Stored entries
______________________________

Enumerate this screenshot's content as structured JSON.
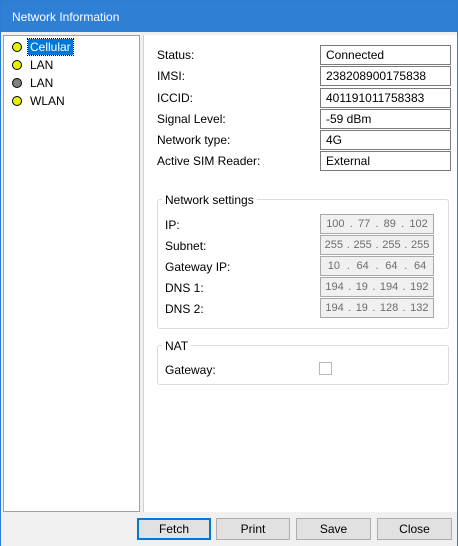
{
  "window": {
    "title": "Network Information"
  },
  "tree": {
    "items": [
      {
        "label": "Cellular",
        "dot_color": "#e6f000",
        "selected": true
      },
      {
        "label": "LAN",
        "dot_color": "#e6f000",
        "selected": false
      },
      {
        "label": "LAN",
        "dot_color": "#808080",
        "selected": false
      },
      {
        "label": "WLAN",
        "dot_color": "#e6f000",
        "selected": false
      }
    ]
  },
  "status": {
    "status_label": "Status:",
    "status_value": "Connected",
    "imsi_label": "IMSI:",
    "imsi_value": "238208900175838",
    "iccid_label": "ICCID:",
    "iccid_value": "401191011758383",
    "signal_label": "Signal Level:",
    "signal_value": "-59 dBm",
    "network_type_label": "Network type:",
    "network_type_value": "4G",
    "sim_reader_label": "Active SIM Reader:",
    "sim_reader_value": "External"
  },
  "network_settings": {
    "title": "Network settings",
    "ip": {
      "label": "IP:",
      "octets": [
        "100",
        "77",
        "89",
        "102"
      ]
    },
    "subnet": {
      "label": "Subnet:",
      "octets": [
        "255",
        "255",
        "255",
        "255"
      ]
    },
    "gateway": {
      "label": "Gateway IP:",
      "octets": [
        "10",
        "64",
        "64",
        "64"
      ]
    },
    "dns1": {
      "label": "DNS 1:",
      "octets": [
        "194",
        "19",
        "194",
        "192"
      ]
    },
    "dns2": {
      "label": "DNS 2:",
      "octets": [
        "194",
        "19",
        "128",
        "132"
      ]
    },
    "dot": "."
  },
  "nat": {
    "title": "NAT",
    "gateway_label": "Gateway:",
    "gateway_checked": false
  },
  "buttons": {
    "fetch": "Fetch",
    "print": "Print",
    "save": "Save",
    "close": "Close"
  },
  "colors": {
    "titlebar": "#2f7fd5",
    "selection": "#0078d7"
  }
}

______________________________

_DESCRIPTION OF THE TASK:_ Leave the pictures out and copy the rest of the data exactly.

_REPLY TO THE TASK:_
Enumerate this screenshot's content as structured JSON.
{
  "window": {
    "title": "Network Information"
  },
  "tree": {
    "items": [
      {
        "label": "Cellular",
        "dot_color": "#e6f000",
        "selected": true
      },
      {
        "label": "LAN",
        "dot_color": "#e6f000",
        "selected": false
      },
      {
        "label": "LAN",
        "dot_color": "#808080",
        "selected": false
      },
      {
        "label": "WLAN",
        "dot_color": "#e6f000",
        "selected": false
      }
    ]
  },
  "status": {
    "status_label": "Status:",
    "status_value": "Connected",
    "imsi_label": "IMSI:",
    "imsi_value": "238208900175838",
    "iccid_label": "ICCID:",
    "iccid_value": "401191011758383",
    "signal_label": "Signal Level:",
    "signal_value": "-59 dBm",
    "network_type_label": "Network type:",
    "network_type_value": "4G",
    "sim_reader_label": "Active SIM Reader:",
    "sim_reader_value": "External"
  },
  "network_settings": {
    "title": "Network settings",
    "ip": {
      "label": "IP:",
      "octets": [
        "100",
        "77",
        "89",
        "102"
      ]
    },
    "subnet": {
      "label": "Subnet:",
      "octets": [
        "255",
        "255",
        "255",
        "255"
      ]
    },
    "gateway": {
      "label": "Gateway IP:",
      "octets": [
        "10",
        "64",
        "64",
        "64"
      ]
    },
    "dns1": {
      "label": "DNS 1:",
      "octets": [
        "194",
        "19",
        "194",
        "192"
      ]
    },
    "dns2": {
      "label": "DNS 2:",
      "octets": [
        "194",
        "19",
        "128",
        "132"
      ]
    },
    "dot": "."
  },
  "nat": {
    "title": "NAT",
    "gateway_label": "Gateway:",
    "gateway_checked": false
  },
  "buttons": {
    "fetch": "Fetch",
    "print": "Print",
    "save": "Save",
    "close": "Close"
  },
  "colors": {
    "titlebar": "#2f7fd5",
    "selection": "#0078d7"
  }
}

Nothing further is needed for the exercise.